TASK DESCRIPTION
Exactly reproduce the lines that follow.

DATA EXCERPTS
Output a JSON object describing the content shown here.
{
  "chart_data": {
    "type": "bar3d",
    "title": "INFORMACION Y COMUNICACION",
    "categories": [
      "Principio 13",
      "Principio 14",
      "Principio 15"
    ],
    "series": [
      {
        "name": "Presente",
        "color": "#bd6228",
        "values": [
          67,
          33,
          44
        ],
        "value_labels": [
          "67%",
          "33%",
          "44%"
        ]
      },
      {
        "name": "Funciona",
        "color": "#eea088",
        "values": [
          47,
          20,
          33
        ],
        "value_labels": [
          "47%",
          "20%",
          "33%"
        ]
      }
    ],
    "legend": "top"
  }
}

TASK OUTPUT
Output a JSON object describing the content shown here.
{
  "chart_data": {
    "type": "bar3d",
    "title": "INFORMACION Y COMUNICACION",
    "categories": [
      "Principio 13",
      "Principio 14",
      "Principio 15"
    ],
    "series": [
      {
        "name": "Presente",
        "color": "#bd6228",
        "values": [
          67,
          33,
          44
        ],
        "value_labels": [
          "67%",
          "33%",
          "44%"
        ]
      },
      {
        "name": "Funciona",
        "color": "#eea088",
        "values": [
          47,
          20,
          33
        ],
        "value_labels": [
          "47%",
          "20%",
          "33%"
        ]
      }
    ],
    "legend": "top"
  }
}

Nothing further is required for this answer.